* [RECORDS FOR PROCESSING]
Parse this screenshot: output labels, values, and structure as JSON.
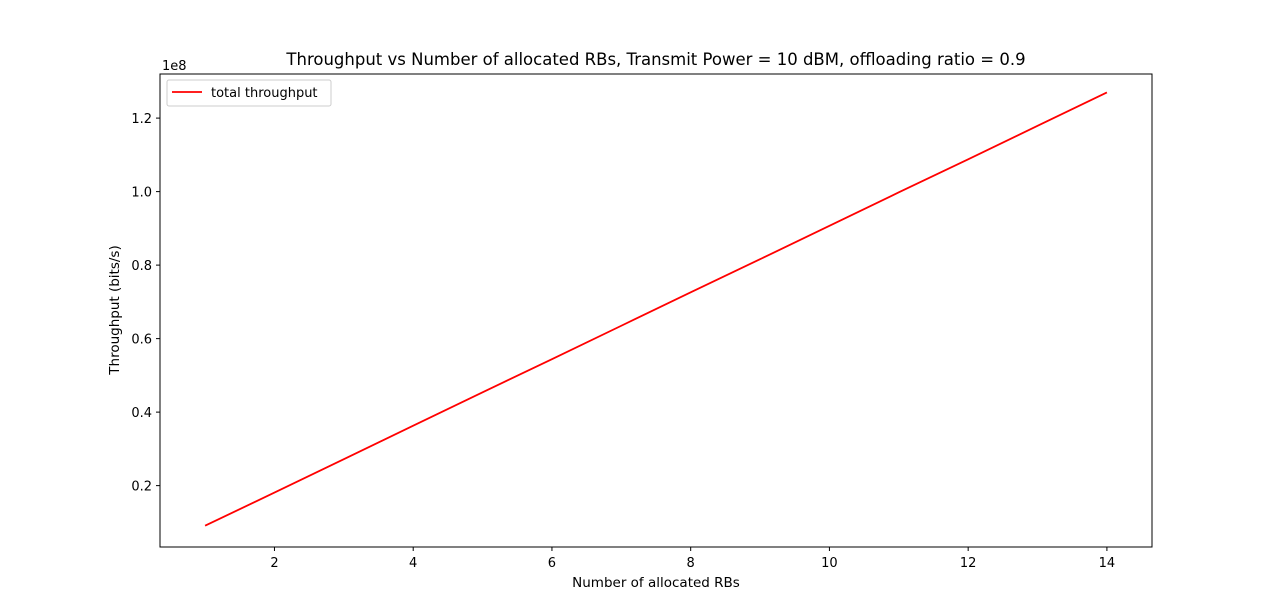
{
  "chart_data": {
    "type": "line",
    "title": "Throughput vs Number of allocated RBs, Transmit Power = 10 dBM, offloading ratio = 0.9",
    "xlabel": "Number of allocated RBs",
    "ylabel": "Throughput (bits/s)",
    "y_offset_label": "1e8",
    "xlim": [
      0.35,
      14.65
    ],
    "ylim": [
      3300000,
      132000000
    ],
    "x_ticks": [
      2,
      4,
      6,
      8,
      10,
      12,
      14
    ],
    "x_tick_labels": [
      "2",
      "4",
      "6",
      "8",
      "10",
      "12",
      "14"
    ],
    "y_ticks": [
      20000000,
      40000000,
      60000000,
      80000000,
      100000000,
      120000000
    ],
    "y_tick_labels": [
      "0.2",
      "0.4",
      "0.6",
      "0.8",
      "1.0",
      "1.2"
    ],
    "grid": false,
    "legend_position": "upper-left",
    "series": [
      {
        "name": "total throughput",
        "color": "#ff0000",
        "x": [
          1,
          2,
          3,
          4,
          5,
          6,
          7,
          8,
          9,
          10,
          11,
          12,
          13,
          14
        ],
        "y": [
          9100000,
          18100000,
          27200000,
          36300000,
          45400000,
          54400000,
          63500000,
          72600000,
          81600000,
          90700000,
          99800000,
          108800000,
          117900000,
          127000000
        ]
      }
    ]
  }
}
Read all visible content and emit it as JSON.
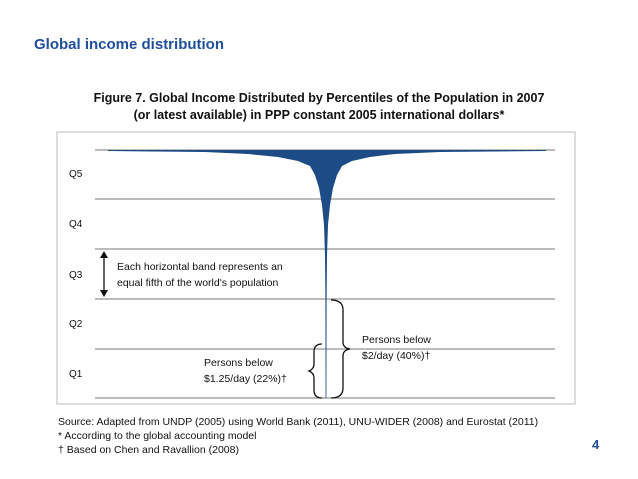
{
  "slide": {
    "title": "Global income distribution",
    "page_number": "4"
  },
  "chart_data": {
    "type": "area",
    "title_line1": "Figure 7. Global Income Distributed by Percentiles of the Population in 2007",
    "title_line2": "(or latest available) in PPP constant 2005 international dollars*",
    "bands": [
      "Q5",
      "Q4",
      "Q3",
      "Q2",
      "Q1"
    ],
    "band_note": [
      "Each horizontal band represents an",
      "equal fifth of the world's population"
    ],
    "annotation_2day": [
      "Persons below",
      "$2/day (40%)†"
    ],
    "annotation_125day": [
      "Persons below",
      "$1.25/day (22%)†"
    ],
    "population_below_2day_pct": 40,
    "population_below_125day_pct": 22,
    "source_lines": [
      "Source: Adapted from UNDP (2005) using World Bank (2011), UNU-WIDER (2008) and Eurostat (2011)",
      "* According to the global accounting model",
      "† Based on Chen and Ravallion (2008)"
    ],
    "colors": {
      "fill": "#1c4b86",
      "grid": "#7a7a7a",
      "text": "#111111"
    }
  }
}
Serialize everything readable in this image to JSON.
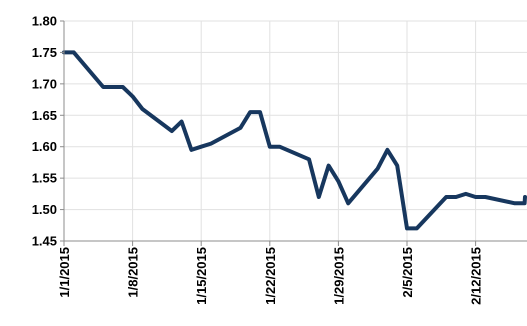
{
  "chart_data": {
    "type": "line",
    "title": "",
    "xlabel": "",
    "ylabel": "",
    "ylim": [
      1.45,
      1.8
    ],
    "y_ticks": [
      "1.80",
      "1.75",
      "1.70",
      "1.65",
      "1.60",
      "1.55",
      "1.50",
      "1.45"
    ],
    "x_ticks": [
      "1/1/2015",
      "1/8/2015",
      "1/15/2015",
      "1/22/2015",
      "1/29/2015",
      "2/5/2015",
      "2/12/2015"
    ],
    "grid": true,
    "legend": "none",
    "line_color": "#17375e",
    "series": [
      {
        "x": [
          "1/1/2015",
          "1/2/2015",
          "1/5/2015",
          "1/6/2015",
          "1/7/2015",
          "1/8/2015",
          "1/9/2015",
          "1/12/2015",
          "1/13/2015",
          "1/14/2015",
          "1/15/2015",
          "1/16/2015",
          "1/19/2015",
          "1/20/2015",
          "1/21/2015",
          "1/22/2015",
          "1/23/2015",
          "1/26/2015",
          "1/27/2015",
          "1/28/2015",
          "1/29/2015",
          "1/30/2015",
          "2/2/2015",
          "2/3/2015",
          "2/4/2015",
          "2/5/2015",
          "2/6/2015",
          "2/9/2015",
          "2/10/2015",
          "2/11/2015",
          "2/12/2015",
          "2/13/2015",
          "2/16/2015",
          "2/17/2015",
          "2/18/2015"
        ],
        "y": [
          1.75,
          1.75,
          1.695,
          1.695,
          1.695,
          1.68,
          1.66,
          1.625,
          1.64,
          1.595,
          1.6,
          1.605,
          1.63,
          1.655,
          1.655,
          1.6,
          1.6,
          1.58,
          1.52,
          1.57,
          1.545,
          1.51,
          1.565,
          1.595,
          1.57,
          1.47,
          1.47,
          1.52,
          1.52,
          1.525,
          1.52,
          1.52,
          1.51,
          1.51,
          1.52
        ]
      }
    ]
  }
}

* [WHAT YOU SHOULD DO]
Omit the pictures, then quote the rest of the material above exactly.

* [SOLUTION FOR THIS EXERCISE]
Parse this screenshot: output labels, values, and structure as JSON.
{
  "chart_data": {
    "type": "line",
    "title": "Throughput vs Number of allocated RBs, Transmit Power = 10 dBM, offloading ratio = 0.9",
    "xlabel": "Number of allocated RBs",
    "ylabel": "Throughput (bits/s)",
    "y_offset_label": "1e8",
    "xlim": [
      0.35,
      14.65
    ],
    "ylim": [
      3300000,
      132000000
    ],
    "x_ticks": [
      2,
      4,
      6,
      8,
      10,
      12,
      14
    ],
    "x_tick_labels": [
      "2",
      "4",
      "6",
      "8",
      "10",
      "12",
      "14"
    ],
    "y_ticks": [
      20000000,
      40000000,
      60000000,
      80000000,
      100000000,
      120000000
    ],
    "y_tick_labels": [
      "0.2",
      "0.4",
      "0.6",
      "0.8",
      "1.0",
      "1.2"
    ],
    "grid": false,
    "legend_position": "upper-left",
    "series": [
      {
        "name": "total throughput",
        "color": "#ff0000",
        "x": [
          1,
          2,
          3,
          4,
          5,
          6,
          7,
          8,
          9,
          10,
          11,
          12,
          13,
          14
        ],
        "y": [
          9100000,
          18100000,
          27200000,
          36300000,
          45400000,
          54400000,
          63500000,
          72600000,
          81600000,
          90700000,
          99800000,
          108800000,
          117900000,
          127000000
        ]
      }
    ]
  }
}
Read all visible content and emit it as JSON.
{
  "slide": {
    "title": "Global income distribution",
    "page_number": "4"
  },
  "chart_data": {
    "type": "area",
    "title_line1": "Figure 7. Global Income Distributed by Percentiles of the Population in 2007",
    "title_line2": "(or latest available) in PPP constant 2005 international dollars*",
    "bands": [
      "Q5",
      "Q4",
      "Q3",
      "Q2",
      "Q1"
    ],
    "band_note": [
      "Each horizontal band represents an",
      "equal fifth of the world's population"
    ],
    "annotation_2day": [
      "Persons below",
      "$2/day (40%)†"
    ],
    "annotation_125day": [
      "Persons below",
      "$1.25/day (22%)†"
    ],
    "population_below_2day_pct": 40,
    "population_below_125day_pct": 22,
    "source_lines": [
      "Source: Adapted from UNDP (2005) using World Bank (2011), UNU-WIDER (2008) and Eurostat (2011)",
      "* According to the global accounting model",
      "† Based on Chen and Ravallion (2008)"
    ],
    "colors": {
      "fill": "#1c4b86",
      "grid": "#7a7a7a",
      "text": "#111111"
    }
  }
}
Serialize everything readable in this image to JSON.
{
  "chart_data": {
    "type": "line",
    "title": "",
    "xlabel": "",
    "ylabel": "",
    "ylim": [
      1.45,
      1.8
    ],
    "y_ticks": [
      "1.80",
      "1.75",
      "1.70",
      "1.65",
      "1.60",
      "1.55",
      "1.50",
      "1.45"
    ],
    "x_ticks": [
      "1/1/2015",
      "1/8/2015",
      "1/15/2015",
      "1/22/2015",
      "1/29/2015",
      "2/5/2015",
      "2/12/2015"
    ],
    "grid": true,
    "legend": "none",
    "line_color": "#17375e",
    "series": [
      {
        "x": [
          "1/1/2015",
          "1/2/2015",
          "1/5/2015",
          "1/6/2015",
          "1/7/2015",
          "1/8/2015",
          "1/9/2015",
          "1/12/2015",
          "1/13/2015",
          "1/14/2015",
          "1/15/2015",
          "1/16/2015",
          "1/19/2015",
          "1/20/2015",
          "1/21/2015",
          "1/22/2015",
          "1/23/2015",
          "1/26/2015",
          "1/27/2015",
          "1/28/2015",
          "1/29/2015",
          "1/30/2015",
          "2/2/2015",
          "2/3/2015",
          "2/4/2015",
          "2/5/2015",
          "2/6/2015",
          "2/9/2015",
          "2/10/2015",
          "2/11/2015",
          "2/12/2015",
          "2/13/2015",
          "2/16/2015",
          "2/17/2015",
          "2/18/2015"
        ],
        "y": [
          1.75,
          1.75,
          1.695,
          1.695,
          1.695,
          1.68,
          1.66,
          1.625,
          1.64,
          1.595,
          1.6,
          1.605,
          1.63,
          1.655,
          1.655,
          1.6,
          1.6,
          1.58,
          1.52,
          1.57,
          1.545,
          1.51,
          1.565,
          1.595,
          1.57,
          1.47,
          1.47,
          1.52,
          1.52,
          1.525,
          1.52,
          1.52,
          1.51,
          1.51,
          1.52
        ]
      }
    ]
  }
}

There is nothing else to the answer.